**Exercise requirements**. Return all entries word for word, but drop any images.
____________________
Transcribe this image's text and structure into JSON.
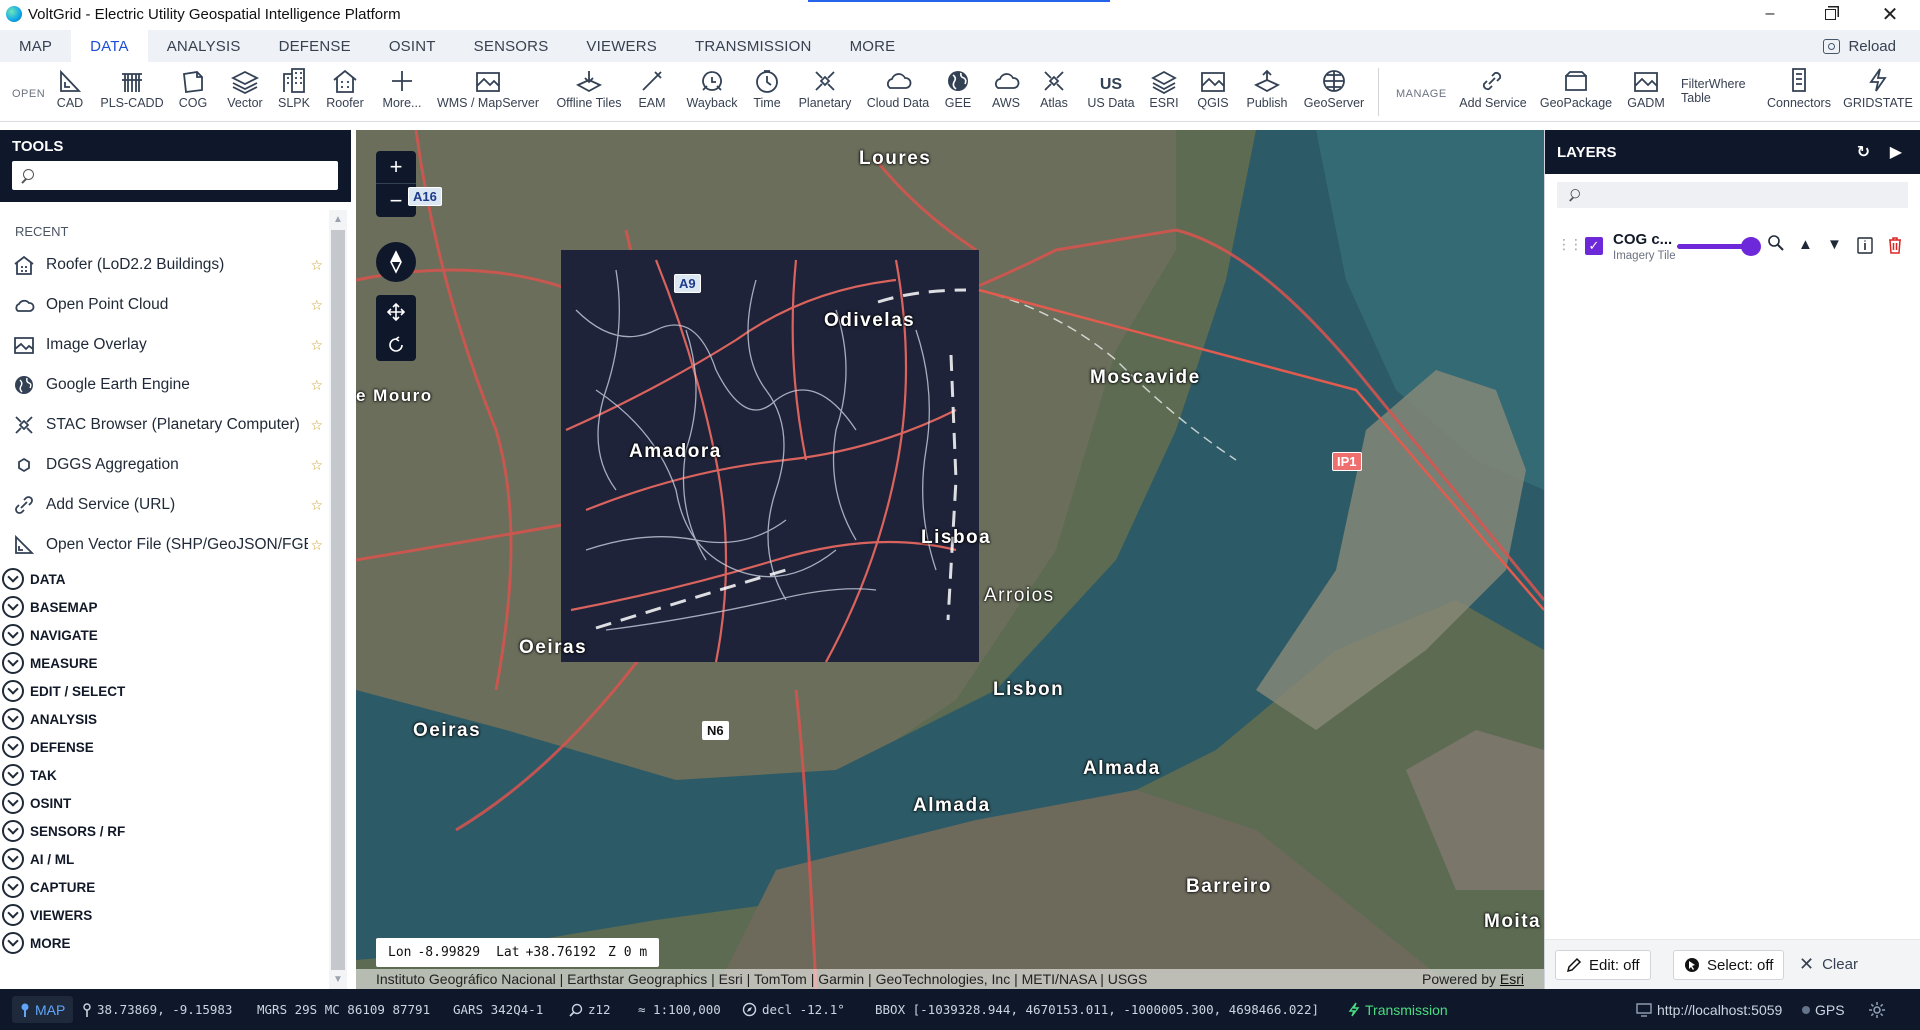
{
  "window": {
    "title": "VoltGrid - Electric Utility Geospatial Intelligence Platform",
    "controls": [
      "minimize-icon",
      "restore-icon",
      "close-icon"
    ]
  },
  "menu_tabs": [
    "MAP",
    "DATA",
    "ANALYSIS",
    "DEFENSE",
    "OSINT",
    "SENSORS",
    "VIEWERS",
    "TRANSMISSION",
    "MORE"
  ],
  "active_menu_tab": "DATA",
  "reload_label": "Reload",
  "ribbon": {
    "open_label": "OPEN",
    "manage_label": "MANAGE",
    "items": [
      {
        "label": "CAD",
        "icon": "cad-icon"
      },
      {
        "label": "PLS-CADD",
        "icon": "pls-cadd-icon"
      },
      {
        "label": "COG",
        "icon": "cog-icon"
      },
      {
        "label": "Vector",
        "icon": "vector-icon"
      },
      {
        "label": "SLPK",
        "icon": "slpk-icon"
      },
      {
        "label": "Roofer",
        "icon": "roofer-icon"
      },
      {
        "label": "More...",
        "icon": "plus-icon"
      },
      {
        "label": "WMS / MapServer",
        "icon": "wms-icon"
      },
      {
        "label": "Offline Tiles",
        "icon": "offline-tiles-icon"
      },
      {
        "label": "EAM",
        "icon": "eam-icon"
      },
      {
        "label": "Wayback",
        "icon": "wayback-icon"
      },
      {
        "label": "Time",
        "icon": "time-icon"
      },
      {
        "label": "Planetary",
        "icon": "planetary-icon"
      },
      {
        "label": "Cloud Data",
        "icon": "cloud-icon"
      },
      {
        "label": "GEE",
        "icon": "globe-icon"
      },
      {
        "label": "AWS",
        "icon": "aws-cloud-icon"
      },
      {
        "label": "Atlas",
        "icon": "atlas-icon"
      },
      {
        "label": "US Data",
        "icon": "us-data-icon",
        "glyph": "US"
      },
      {
        "label": "ESRI",
        "icon": "esri-icon"
      },
      {
        "label": "QGIS",
        "icon": "qgis-icon"
      },
      {
        "label": "Publish",
        "icon": "publish-icon"
      },
      {
        "label": "GeoServer",
        "icon": "geoserver-icon"
      }
    ],
    "manage_items": [
      {
        "label": "Add Service",
        "icon": "add-service-icon"
      },
      {
        "label": "GeoPackage",
        "icon": "geopackage-icon"
      },
      {
        "label": "GADM",
        "icon": "gadm-icon"
      },
      {
        "label_line1": "FilterWhere",
        "label_line2": "Table"
      },
      {
        "label": "Connectors",
        "icon": "connectors-icon"
      },
      {
        "label": "GRIDSTATE",
        "icon": "lightning-icon"
      }
    ]
  },
  "tools": {
    "title": "TOOLS",
    "search_placeholder": "",
    "recent_label": "RECENT",
    "recent": [
      {
        "label": "Roofer (LoD2.2 Buildings)",
        "icon": "building-icon"
      },
      {
        "label": "Open Point Cloud",
        "icon": "cloud-outline-icon"
      },
      {
        "label": "Image Overlay",
        "icon": "image-overlay-icon"
      },
      {
        "label": "Google Earth Engine",
        "icon": "globe-icon"
      },
      {
        "label": "STAC Browser (Planetary Computer)",
        "icon": "satellite-icon"
      },
      {
        "label": "DGGS Aggregation",
        "icon": "hexagon-icon"
      },
      {
        "label": "Add Service (URL)",
        "icon": "link-icon"
      },
      {
        "label": "Open Vector File (SHP/GeoJSON/FGB)",
        "icon": "vector-file-icon"
      }
    ],
    "sections": [
      "DATA",
      "BASEMAP",
      "NAVIGATE",
      "MEASURE",
      "EDIT / SELECT",
      "ANALYSIS",
      "DEFENSE",
      "TAK",
      "OSINT",
      "SENSORS / RF",
      "AI / ML",
      "CAPTURE",
      "VIEWERS",
      "MORE"
    ]
  },
  "map": {
    "controls": [
      "zoom-in-icon",
      "zoom-out-icon",
      "compass-icon",
      "pan-icon",
      "rotate-icon"
    ],
    "zoom_in": "+",
    "zoom_out": "−",
    "places": {
      "loures": "Loures",
      "odivelas": "Odivelas",
      "moscavide": "Moscavide",
      "mouro": "e Mouro",
      "amadora": "Amadora",
      "lisboa": "Lisboa",
      "arroios": "Arroios",
      "oeiras1": "Oeiras",
      "oeiras2": "Oeiras",
      "lisbon": "Lisbon",
      "almada1": "Almada",
      "almada2": "Almada",
      "barreiro": "Barreiro",
      "moita": "Moita"
    },
    "shields": {
      "a16": "A16",
      "a9": "A9",
      "ip1": "IP1",
      "n6": "N6"
    },
    "readout": {
      "lon_label": "Lon",
      "lon": "-8.99829",
      "lat_label": "Lat",
      "lat": "+38.76192",
      "z": "Z 0 m"
    },
    "attribution": "Instituto Geográfico Nacional | Earthstar Geographics | Esri | TomTom | Garmin | GeoTechnologies, Inc | METI/NASA | USGS",
    "powered_by": "Powered by",
    "powered_by_link": "Esri"
  },
  "layers": {
    "title": "LAYERS",
    "search_placeholder": "",
    "items": [
      {
        "name": "COG c...",
        "type": "Imagery Tiles",
        "visible": true,
        "opacity": 1.0
      }
    ],
    "edit_label": "Edit: off",
    "select_label": "Select: off",
    "clear_label": "Clear"
  },
  "status": {
    "mode": "MAP",
    "coords": "38.73869, -9.15983",
    "mgrs": "MGRS 29S MC 86109 87791",
    "gars": "GARS 342Q4-1",
    "zoom": "z12",
    "scale": "≈ 1:100,000",
    "decl": "decl -12.1°",
    "bbox": "BBOX [-1039328.944, 4670153.011, -1000005.300, 4698466.022]",
    "transmission": "Transmission",
    "server": "http://localhost:5059",
    "gps": "GPS"
  },
  "colors": {
    "navy": "#0f172a",
    "accent": "#1d4ed8",
    "layer_purple": "#6d28d9",
    "transmission_green": "#4ade80",
    "road_red": "#d9534f"
  }
}
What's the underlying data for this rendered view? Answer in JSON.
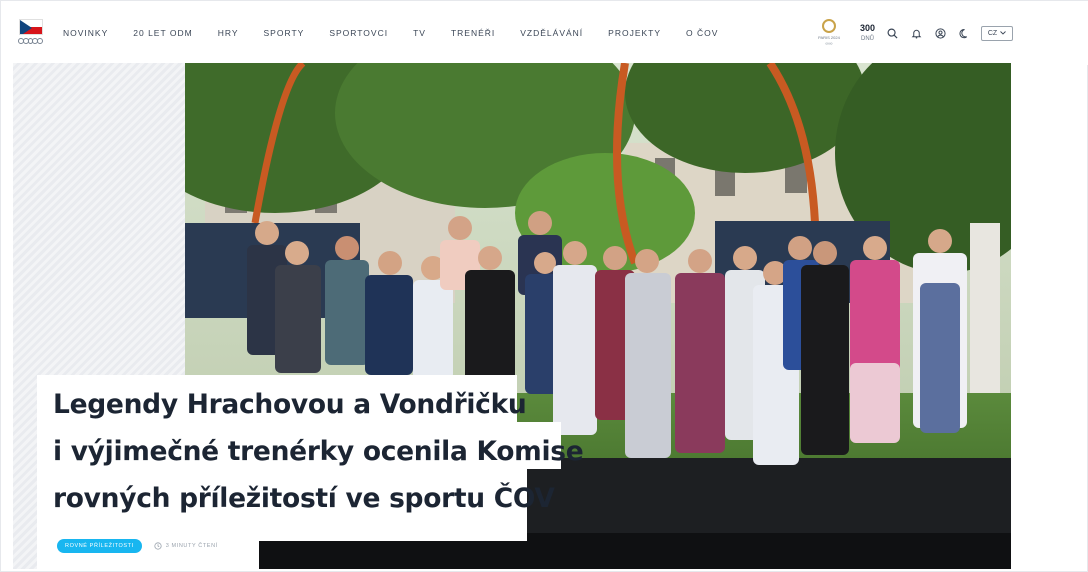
{
  "header": {
    "nav": [
      "NOVINKY",
      "20 LET ODM",
      "HRY",
      "SPORTY",
      "SPORTOVCI",
      "TV",
      "TRENÉŘI",
      "VZDĚLÁVÁNÍ",
      "PROJEKTY",
      "O ČOV"
    ],
    "games_logo_text": "PARIS 2024",
    "counter_value": "300",
    "counter_unit": "DNŮ",
    "language": "CZ",
    "icons": [
      "search-icon",
      "bell-icon",
      "user-icon",
      "moon-icon",
      "chevron-down-icon"
    ]
  },
  "article": {
    "headline_lines": [
      "Legendy Hrachovou a Vondřičku",
      "i výjimečné trenérky ocenila Komise",
      "rovných příležitostí ve sportu ČOV"
    ],
    "tag": "ROVNÉ PŘÍLEŽITOSTI",
    "read_time": "3 MINUTY ČTENÍ"
  },
  "colors": {
    "accent": "#18b6f0",
    "flag_blue": "#11457e",
    "flag_red": "#d7141a",
    "text": "#1c2533"
  }
}
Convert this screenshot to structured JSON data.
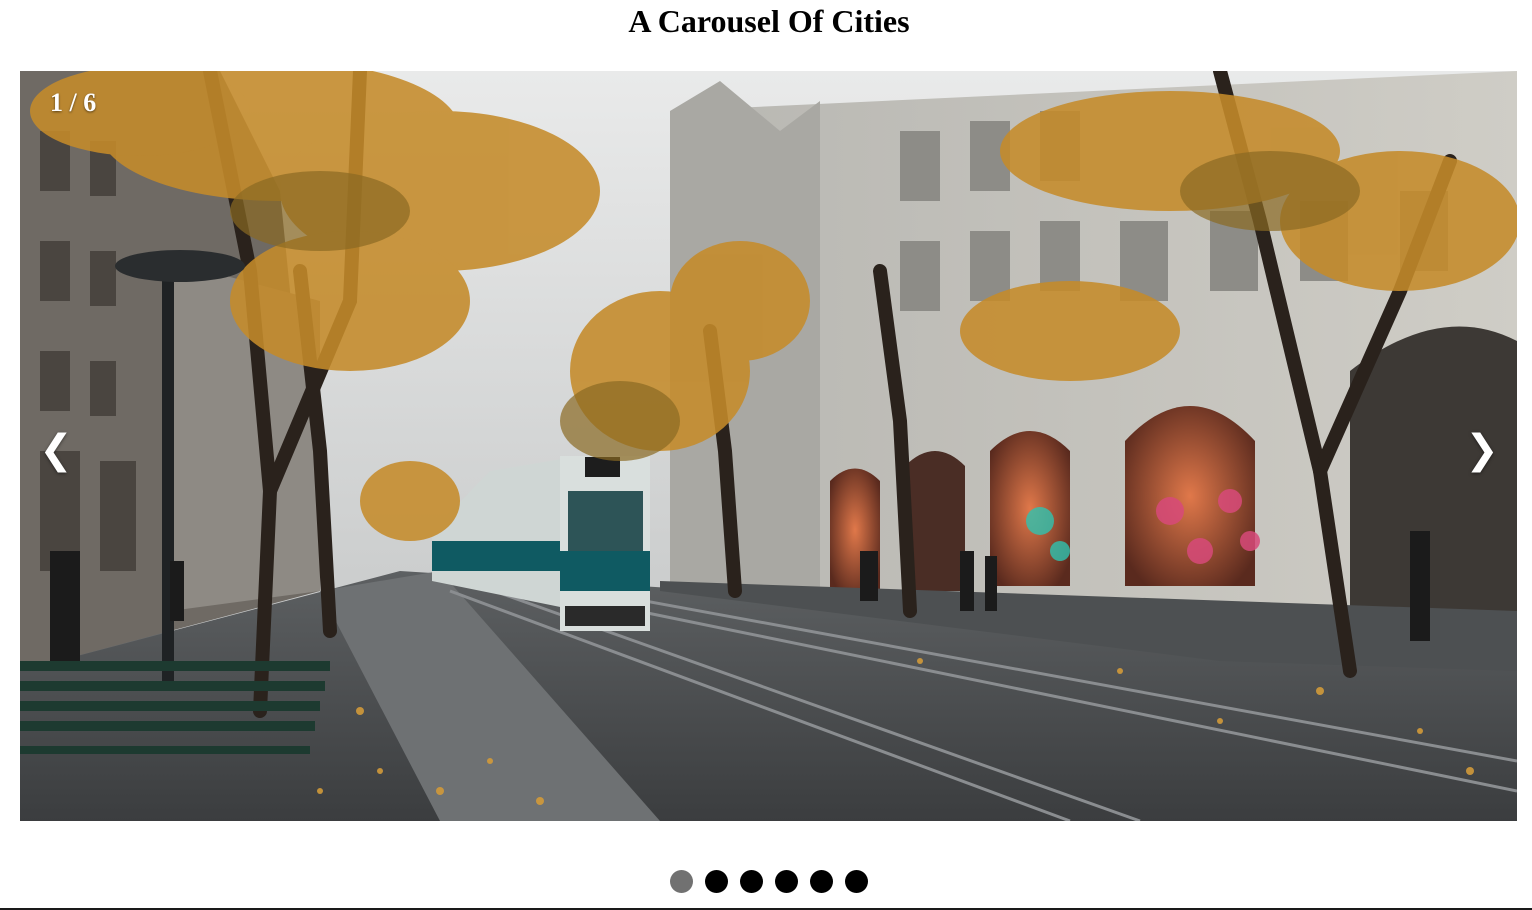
{
  "title": "A Carousel Of Cities",
  "carousel": {
    "counter": "1 / 6",
    "current_slide": 1,
    "total_slides": 6,
    "prev_label": "❮",
    "next_label": "❯",
    "image_alt": "",
    "active_dot_color": "#717171",
    "dot_color": "#000000"
  }
}
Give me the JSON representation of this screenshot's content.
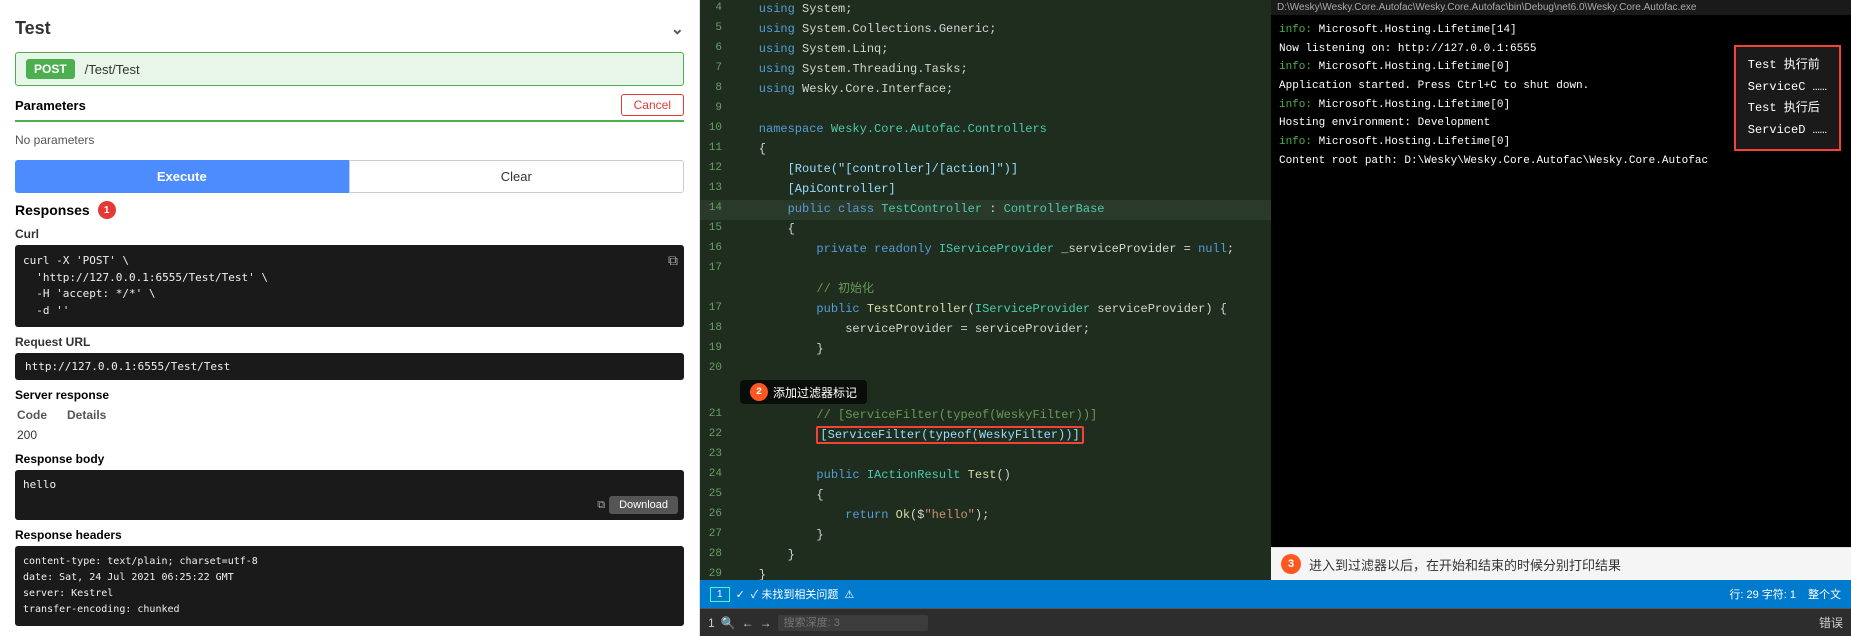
____________________
**Task output**.
Transcribe this image's text and structure into JSON.
{
  "window": {
    "title": "VoltGrid - Electric Utility Geospatial Intelligence Platform",
    "controls": [
      "minimize-icon",
      "restore-icon",
      "close-icon"
    ]
  },
  "menu_tabs": [
    "MAP",
    "DATA",
    "ANALYSIS",
    "DEFENSE",
    "OSINT",
    "SENSORS",
    "VIEWERS",
    "TRANSMISSION",
    "MORE"
  ],
  "active_menu_tab": "DATA",
  "reload_label": "Reload",
  "ribbon": {
    "open_label": "OPEN",
    "manage_label": "MANAGE",
    "items": [
      {
        "label": "CAD",
        "icon": "cad-icon"
      },
      {
        "label": "PLS-CADD",
        "icon": "pls-cadd-icon"
      },
      {
        "label": "COG",
        "icon": "cog-icon"
      },
      {
        "label": "Vector",
        "icon": "vector-icon"
      },
      {
        "label": "SLPK",
        "icon": "slpk-icon"
      },
      {
        "label": "Roofer",
        "icon": "roofer-icon"
      },
      {
        "label": "More...",
        "icon": "plus-icon"
      },
      {
        "label": "WMS / MapServer",
        "icon": "wms-icon"
      },
      {
        "label": "Offline Tiles",
        "icon": "offline-tiles-icon"
      },
      {
        "label": "EAM",
        "icon": "eam-icon"
      },
      {
        "label": "Wayback",
        "icon": "wayback-icon"
      },
      {
        "label": "Time",
        "icon": "time-icon"
      },
      {
        "label": "Planetary",
        "icon": "planetary-icon"
      },
      {
        "label": "Cloud Data",
        "icon": "cloud-icon"
      },
      {
        "label": "GEE",
        "icon": "globe-icon"
      },
      {
        "label": "AWS",
        "icon": "aws-cloud-icon"
      },
      {
        "label": "Atlas",
        "icon": "atlas-icon"
      },
      {
        "label": "US Data",
        "icon": "us-data-icon",
        "glyph": "US"
      },
      {
        "label": "ESRI",
        "icon": "esri-icon"
      },
      {
        "label": "QGIS",
        "icon": "qgis-icon"
      },
      {
        "label": "Publish",
        "icon": "publish-icon"
      },
      {
        "label": "GeoServer",
        "icon": "geoserver-icon"
      }
    ],
    "manage_items": [
      {
        "label": "Add Service",
        "icon": "add-service-icon"
      },
      {
        "label": "GeoPackage",
        "icon": "geopackage-icon"
      },
      {
        "label": "GADM",
        "icon": "gadm-icon"
      },
      {
        "label_line1": "FilterWhere",
        "label_line2": "Table"
      },
      {
        "label": "Connectors",
        "icon": "connectors-icon"
      },
      {
        "label": "GRIDSTATE",
        "icon": "lightning-icon"
      }
    ]
  },
  "tools": {
    "title": "TOOLS",
    "search_placeholder": "",
    "recent_label": "RECENT",
    "recent": [
      {
        "label": "Roofer (LoD2.2 Buildings)",
        "icon": "building-icon"
      },
      {
        "label": "Open Point Cloud",
        "icon": "cloud-outline-icon"
      },
      {
        "label": "Image Overlay",
        "icon": "image-overlay-icon"
      },
      {
        "label": "Google Earth Engine",
        "icon": "globe-icon"
      },
      {
        "label": "STAC Browser (Planetary Computer)",
        "icon": "satellite-icon"
      },
      {
        "label": "DGGS Aggregation",
        "icon": "hexagon-icon"
      },
      {
        "label": "Add Service (URL)",
        "icon": "link-icon"
      },
      {
        "label": "Open Vector File (SHP/GeoJSON/FGB)",
        "icon": "vector-file-icon"
      }
    ],
    "sections": [
      "DATA",
      "BASEMAP",
      "NAVIGATE",
      "MEASURE",
      "EDIT / SELECT",
      "ANALYSIS",
      "DEFENSE",
      "TAK",
      "OSINT",
      "SENSORS / RF",
      "AI / ML",
      "CAPTURE",
      "VIEWERS",
      "MORE"
    ]
  },
  "map": {
    "controls": [
      "zoom-in-icon",
      "zoom-out-icon",
      "compass-icon",
      "pan-icon",
      "rotate-icon"
    ],
    "zoom_in": "+",
    "zoom_out": "−",
    "places": {
      "loures": "Loures",
      "odivelas": "Odivelas",
      "moscavide": "Moscavide",
      "mouro": "e Mouro",
      "amadora": "Amadora",
      "lisboa": "Lisboa",
      "arroios": "Arroios",
      "oeiras1": "Oeiras",
      "oeiras2": "Oeiras",
      "lisbon": "Lisbon",
      "almada1": "Almada",
      "almada2": "Almada",
      "barreiro": "Barreiro",
      "moita": "Moita"
    },
    "shields": {
      "a16": "A16",
      "a9": "A9",
      "ip1": "IP1",
      "n6": "N6"
    },
    "readout": {
      "lon_label": "Lon",
      "lon": "-8.99829",
      "lat_label": "Lat",
      "lat": "+38.76192",
      "z": "Z 0 m"
    },
    "attribution": "Instituto Geográfico Nacional | Earthstar Geographics | Esri | TomTom | Garmin | GeoTechnologies, Inc | METI/NASA | USGS",
    "powered_by": "Powered by",
    "powered_by_link": "Esri"
  },
  "layers": {
    "title": "LAYERS",
    "search_placeholder": "",
    "items": [
      {
        "name": "COG c...",
        "type": "Imagery Tiles",
        "visible": true,
        "opacity": 1.0
      }
    ],
    "edit_label": "Edit: off",
    "select_label": "Select: off",
    "clear_label": "Clear"
  },
  "status": {
    "mode": "MAP",
    "coords": "38.73869, -9.15983",
    "mgrs": "MGRS 29S MC 86109 87791",
    "gars": "GARS 342Q4-1",
    "zoom": "z12",
    "scale": "≈ 1:100,000",
    "decl": "decl -12.1°",
    "bbox": "BBOX [-1039328.944, 4670153.011, -1000005.300, 4698466.022]",
    "transmission": "Transmission",
    "server": "http://localhost:5059",
    "gps": "GPS"
  },
  "colors": {
    "navy": "#0f172a",
    "accent": "#1d4ed8",
    "layer_purple": "#6d28d9",
    "transmission_green": "#4ade80",
    "road_red": "#d9534f"
  }
}
What's the underlying data for this rendered view? Answer in JSON.
{
  "header": {
    "nav": [
      "NOVINKY",
      "20 LET ODM",
      "HRY",
      "SPORTY",
      "SPORTOVCI",
      "TV",
      "TRENÉŘI",
      "VZDĚLÁVÁNÍ",
      "PROJEKTY",
      "O ČOV"
    ],
    "games_logo_text": "PARIS 2024",
    "counter_value": "300",
    "counter_unit": "DNŮ",
    "language": "CZ",
    "icons": [
      "search-icon",
      "bell-icon",
      "user-icon",
      "moon-icon",
      "chevron-down-icon"
    ]
  },
  "article": {
    "headline_lines": [
      "Legendy Hrachovou a Vondřičku",
      "i výjimečné trenérky ocenila Komise",
      "rovných příležitostí ve sportu ČOV"
    ],
    "tag": "ROVNÉ PŘÍLEŽITOSTI",
    "read_time": "3 MINUTY ČTENÍ"
  },
  "colors": {
    "accent": "#18b6f0",
    "flag_blue": "#11457e",
    "flag_red": "#d7141a",
    "text": "#1c2533"
  }
}
Convert this screenshot to structured JSON data.
{
  "title": "A Carousel Of Cities",
  "carousel": {
    "counter": "1 / 6",
    "current_slide": 1,
    "total_slides": 6,
    "prev_label": "❮",
    "next_label": "❯",
    "image_alt": "",
    "active_dot_color": "#717171",
    "dot_color": "#000000"
  }
}
Give me the JSON representation of this screenshot's content.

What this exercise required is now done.